**Do this:** All of the data below must be repeated exactly.

**Records supplied:**
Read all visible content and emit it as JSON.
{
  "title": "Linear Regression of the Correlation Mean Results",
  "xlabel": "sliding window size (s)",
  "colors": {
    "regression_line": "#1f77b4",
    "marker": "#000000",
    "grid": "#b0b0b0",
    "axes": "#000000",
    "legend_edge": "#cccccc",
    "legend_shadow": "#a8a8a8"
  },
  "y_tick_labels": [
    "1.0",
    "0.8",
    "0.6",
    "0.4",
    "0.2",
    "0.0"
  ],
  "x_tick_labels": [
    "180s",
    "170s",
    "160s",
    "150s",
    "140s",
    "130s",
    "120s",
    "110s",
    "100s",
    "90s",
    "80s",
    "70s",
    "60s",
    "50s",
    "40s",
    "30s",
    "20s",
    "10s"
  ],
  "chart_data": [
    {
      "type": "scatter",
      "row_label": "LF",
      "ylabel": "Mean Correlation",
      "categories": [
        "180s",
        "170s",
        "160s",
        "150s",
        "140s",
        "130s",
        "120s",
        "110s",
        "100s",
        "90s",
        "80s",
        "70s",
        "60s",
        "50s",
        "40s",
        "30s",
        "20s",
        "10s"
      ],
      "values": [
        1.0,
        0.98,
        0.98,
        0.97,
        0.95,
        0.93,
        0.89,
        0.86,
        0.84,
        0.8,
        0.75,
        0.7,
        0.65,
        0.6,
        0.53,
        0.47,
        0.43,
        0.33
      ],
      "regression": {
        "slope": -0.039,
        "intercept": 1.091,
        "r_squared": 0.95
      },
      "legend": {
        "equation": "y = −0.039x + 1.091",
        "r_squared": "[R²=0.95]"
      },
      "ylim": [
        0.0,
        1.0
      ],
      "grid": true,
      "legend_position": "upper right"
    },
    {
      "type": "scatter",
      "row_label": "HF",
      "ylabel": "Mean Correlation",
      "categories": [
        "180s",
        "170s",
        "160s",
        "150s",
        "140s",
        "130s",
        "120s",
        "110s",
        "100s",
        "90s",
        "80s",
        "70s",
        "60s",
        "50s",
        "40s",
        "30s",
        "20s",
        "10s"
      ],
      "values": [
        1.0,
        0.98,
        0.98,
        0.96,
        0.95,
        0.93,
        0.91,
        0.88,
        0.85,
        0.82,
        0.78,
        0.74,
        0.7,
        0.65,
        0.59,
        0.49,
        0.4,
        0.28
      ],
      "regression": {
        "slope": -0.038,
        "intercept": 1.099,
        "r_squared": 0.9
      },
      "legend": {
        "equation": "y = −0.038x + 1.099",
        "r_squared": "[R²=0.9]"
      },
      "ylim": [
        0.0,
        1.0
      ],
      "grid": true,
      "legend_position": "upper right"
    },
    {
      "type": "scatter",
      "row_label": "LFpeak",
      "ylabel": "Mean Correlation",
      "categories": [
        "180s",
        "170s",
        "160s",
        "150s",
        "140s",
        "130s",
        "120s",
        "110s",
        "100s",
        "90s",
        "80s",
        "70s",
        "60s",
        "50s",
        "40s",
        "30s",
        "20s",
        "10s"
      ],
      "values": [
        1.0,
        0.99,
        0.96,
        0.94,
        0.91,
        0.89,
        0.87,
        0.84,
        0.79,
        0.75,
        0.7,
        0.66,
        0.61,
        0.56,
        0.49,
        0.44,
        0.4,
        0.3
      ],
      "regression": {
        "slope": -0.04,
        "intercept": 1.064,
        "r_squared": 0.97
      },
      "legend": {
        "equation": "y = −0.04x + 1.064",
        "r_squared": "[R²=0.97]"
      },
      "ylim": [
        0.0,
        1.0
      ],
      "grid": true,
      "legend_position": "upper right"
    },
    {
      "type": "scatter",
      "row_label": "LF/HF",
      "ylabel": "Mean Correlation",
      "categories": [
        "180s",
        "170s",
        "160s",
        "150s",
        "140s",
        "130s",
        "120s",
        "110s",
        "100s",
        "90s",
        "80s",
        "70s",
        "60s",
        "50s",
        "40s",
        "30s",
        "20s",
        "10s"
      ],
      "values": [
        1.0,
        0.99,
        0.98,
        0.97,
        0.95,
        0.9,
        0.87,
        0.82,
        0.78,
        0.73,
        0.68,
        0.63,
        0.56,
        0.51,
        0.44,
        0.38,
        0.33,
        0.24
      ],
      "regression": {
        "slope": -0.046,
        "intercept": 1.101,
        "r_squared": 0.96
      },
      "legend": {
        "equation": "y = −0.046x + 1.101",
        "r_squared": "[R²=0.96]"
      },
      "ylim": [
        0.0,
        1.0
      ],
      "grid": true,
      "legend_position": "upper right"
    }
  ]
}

**Answer:**
Read all visible content and emit it as JSON.
{
  "title": "Linear Regression of the Correlation Mean Results",
  "xlabel": "sliding window size (s)",
  "colors": {
    "regression_line": "#1f77b4",
    "marker": "#000000",
    "grid": "#b0b0b0",
    "axes": "#000000",
    "legend_edge": "#cccccc",
    "legend_shadow": "#a8a8a8"
  },
  "y_tick_labels": [
    "1.0",
    "0.8",
    "0.6",
    "0.4",
    "0.2",
    "0.0"
  ],
  "x_tick_labels": [
    "180s",
    "170s",
    "160s",
    "150s",
    "140s",
    "130s",
    "120s",
    "110s",
    "100s",
    "90s",
    "80s",
    "70s",
    "60s",
    "50s",
    "40s",
    "30s",
    "20s",
    "10s"
  ],
  "chart_data": [
    {
      "type": "scatter",
      "row_label": "LF",
      "ylabel": "Mean Correlation",
      "categories": [
        "180s",
        "170s",
        "160s",
        "150s",
        "140s",
        "130s",
        "120s",
        "110s",
        "100s",
        "90s",
        "80s",
        "70s",
        "60s",
        "50s",
        "40s",
        "30s",
        "20s",
        "10s"
      ],
      "values": [
        1.0,
        0.98,
        0.98,
        0.97,
        0.95,
        0.93,
        0.89,
        0.86,
        0.84,
        0.8,
        0.75,
        0.7,
        0.65,
        0.6,
        0.53,
        0.47,
        0.43,
        0.33
      ],
      "regression": {
        "slope": -0.039,
        "intercept": 1.091,
        "r_squared": 0.95
      },
      "legend": {
        "equation": "y = −0.039x + 1.091",
        "r_squared": "[R²=0.95]"
      },
      "ylim": [
        0.0,
        1.0
      ],
      "grid": true,
      "legend_position": "upper right"
    },
    {
      "type": "scatter",
      "row_label": "HF",
      "ylabel": "Mean Correlation",
      "categories": [
        "180s",
        "170s",
        "160s",
        "150s",
        "140s",
        "130s",
        "120s",
        "110s",
        "100s",
        "90s",
        "80s",
        "70s",
        "60s",
        "50s",
        "40s",
        "30s",
        "20s",
        "10s"
      ],
      "values": [
        1.0,
        0.98,
        0.98,
        0.96,
        0.95,
        0.93,
        0.91,
        0.88,
        0.85,
        0.82,
        0.78,
        0.74,
        0.7,
        0.65,
        0.59,
        0.49,
        0.4,
        0.28
      ],
      "regression": {
        "slope": -0.038,
        "intercept": 1.099,
        "r_squared": 0.9
      },
      "legend": {
        "equation": "y = −0.038x + 1.099",
        "r_squared": "[R²=0.9]"
      },
      "ylim": [
        0.0,
        1.0
      ],
      "grid": true,
      "legend_position": "upper right"
    },
    {
      "type": "scatter",
      "row_label": "LFpeak",
      "ylabel": "Mean Correlation",
      "categories": [
        "180s",
        "170s",
        "160s",
        "150s",
        "140s",
        "130s",
        "120s",
        "110s",
        "100s",
        "90s",
        "80s",
        "70s",
        "60s",
        "50s",
        "40s",
        "30s",
        "20s",
        "10s"
      ],
      "values": [
        1.0,
        0.99,
        0.96,
        0.94,
        0.91,
        0.89,
        0.87,
        0.84,
        0.79,
        0.75,
        0.7,
        0.66,
        0.61,
        0.56,
        0.49,
        0.44,
        0.4,
        0.3
      ],
      "regression": {
        "slope": -0.04,
        "intercept": 1.064,
        "r_squared": 0.97
      },
      "legend": {
        "equation": "y = −0.04x + 1.064",
        "r_squared": "[R²=0.97]"
      },
      "ylim": [
        0.0,
        1.0
      ],
      "grid": true,
      "legend_position": "upper right"
    },
    {
      "type": "scatter",
      "row_label": "LF/HF",
      "ylabel": "Mean Correlation",
      "categories": [
        "180s",
        "170s",
        "160s",
        "150s",
        "140s",
        "130s",
        "120s",
        "110s",
        "100s",
        "90s",
        "80s",
        "70s",
        "60s",
        "50s",
        "40s",
        "30s",
        "20s",
        "10s"
      ],
      "values": [
        1.0,
        0.99,
        0.98,
        0.97,
        0.95,
        0.9,
        0.87,
        0.82,
        0.78,
        0.73,
        0.68,
        0.63,
        0.56,
        0.51,
        0.44,
        0.38,
        0.33,
        0.24
      ],
      "regression": {
        "slope": -0.046,
        "intercept": 1.101,
        "r_squared": 0.96
      },
      "legend": {
        "equation": "y = −0.046x + 1.101",
        "r_squared": "[R²=0.96]"
      },
      "ylim": [
        0.0,
        1.0
      ],
      "grid": true,
      "legend_position": "upper right"
    }
  ]
}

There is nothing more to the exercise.